-- begin --

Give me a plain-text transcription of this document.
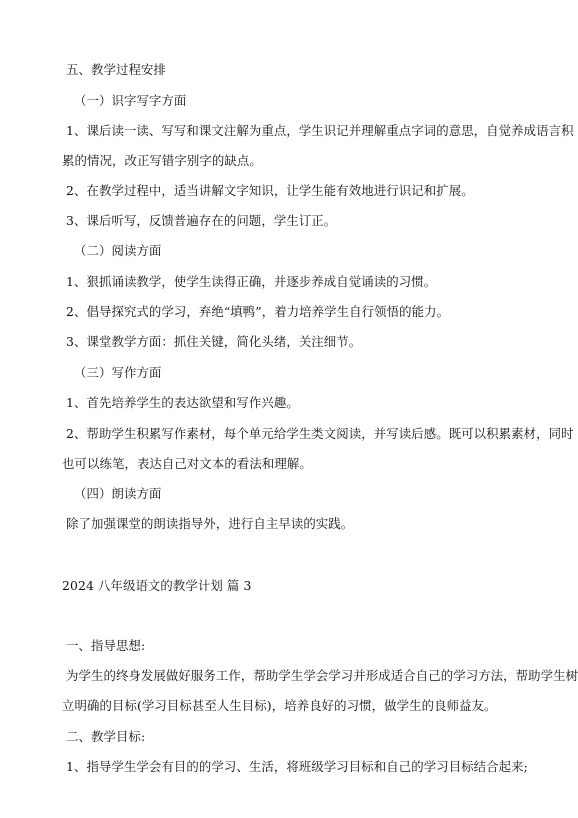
五、教学过程安排
（一）识字写字方面
1、课后读一读、写写和课文注解为重点，学生识记并理解重点字词的意思，自觉养成语言积
累的情况，改正写错字别字的缺点。
2、在教学过程中，适当讲解文字知识，让学生能有效地进行识记和扩展。
3、课后听写，反馈普遍存在的问题，学生订正。
（二）阅读方面
1、狠抓诵读教学，使学生读得正确，并逐步养成自觉诵读的习惯。
2、倡导探究式的学习，弃绝“填鸭”，着力培养学生自行领悟的能力。
3、课堂教学方面：抓住关键，简化头绪，关注细节。
（三）写作方面
1、首先培养学生的表达欲望和写作兴趣。
2、帮助学生积累写作素材，每个单元给学生类文阅读，并写读后感。既可以积累素材，同时
也可以练笔，表达自己对文本的看法和理解。
（四）朗读方面
除了加强课堂的朗读指导外，进行自主早读的实践。
2024 八年级语文的教学计划 篇 3
一、指导思想:
为学生的终身发展做好服务工作，帮助学生学会学习并形成适合自己的学习方法，帮助学生树
立明确的目标(学习目标甚至人生目标)，培养良好的习惯，做学生的良师益友。
二、教学目标:
1、指导学生学会有目的的学习、生活，将班级学习目标和自己的学习目标结合起来;
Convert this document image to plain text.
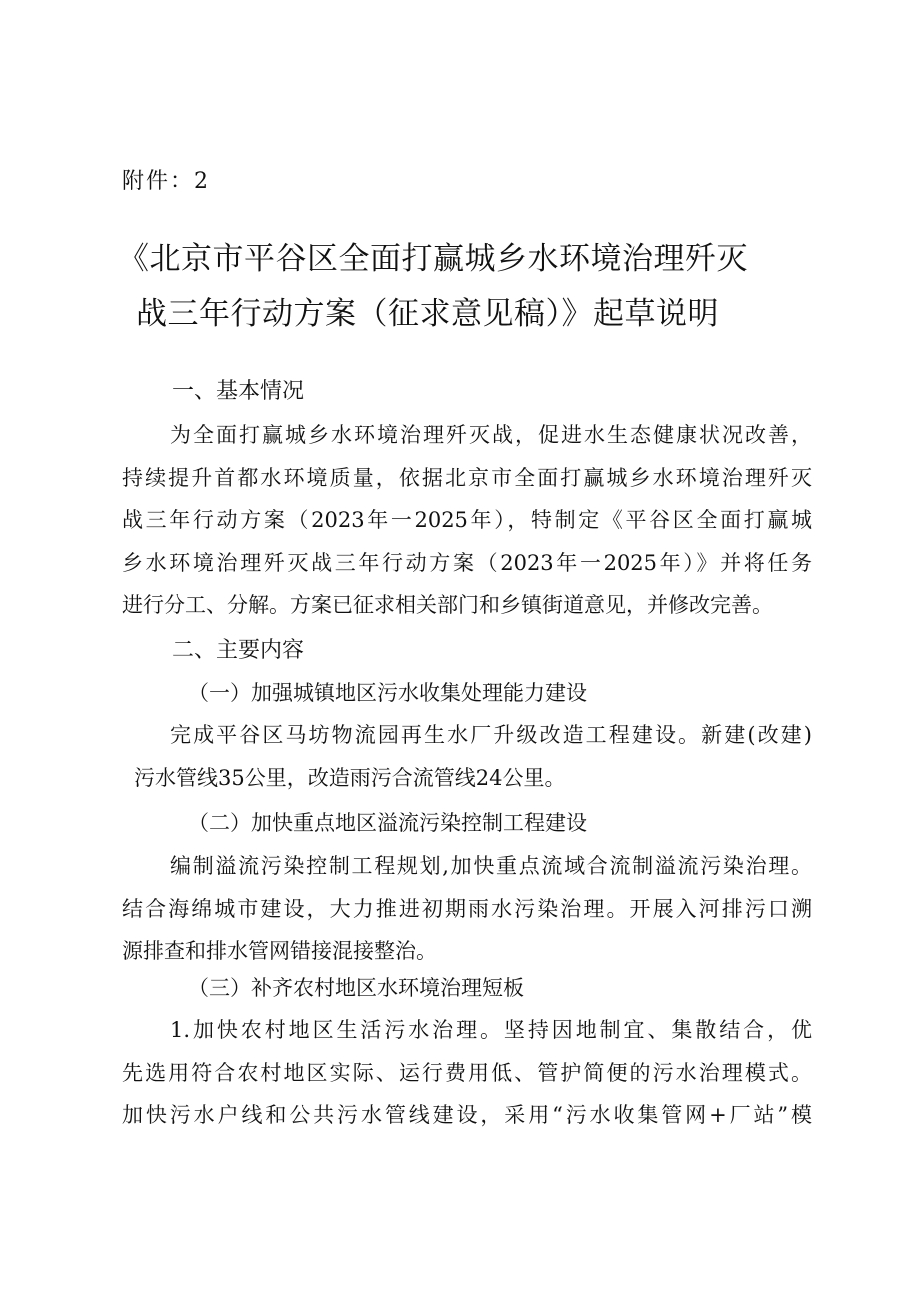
附件：2
《北京市平谷区全面打赢城乡水环境治理歼灭
战三年行动方案（征求意见稿）》起草说明
一、基本情况
为全面打赢城乡水环境治理歼灭战，促进水生态健康状况改善，
持续提升首都水环境质量，依据北京市全面打赢城乡水环境治理歼灭
战三年行动方案（2023年一2025年），特制定《平谷区全面打赢城
乡水环境治理歼灭战三年行动方案（2023年一2025年）》并将任务
进行分工、分解。方案已征求相关部门和乡镇街道意见，并修改完善。
二、主要内容
（一）加强城镇地区污水收集处理能力建设
完成平谷区马坊物流园再生水厂升级改造工程建设。新建(改建)
污水管线35公里，改造雨污合流管线24公里。
（二）加快重点地区溢流污染控制工程建设
编制溢流污染控制工程规划,加快重点流域合流制溢流污染治理。
结合海绵城市建设，大力推进初期雨水污染治理。开展入河排污口溯
源排查和排水管网错接混接整治。
（三）补齐农村地区水环境治理短板
1.加快农村地区生活污水治理。坚持因地制宜、集散结合，优
先选用符合农村地区实际、运行费用低、管护简便的污水治理模式。
加快污水户线和公共污水管线建设，采用“污水收集管网+厂站”模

-- end --

#### WHAT IS ASKED
Gather up every line from the listing above in which the word "document" occurs.

#### TASK RESPONSE
Give me a plain-text transcription of this document.
Convert this document image to plain text.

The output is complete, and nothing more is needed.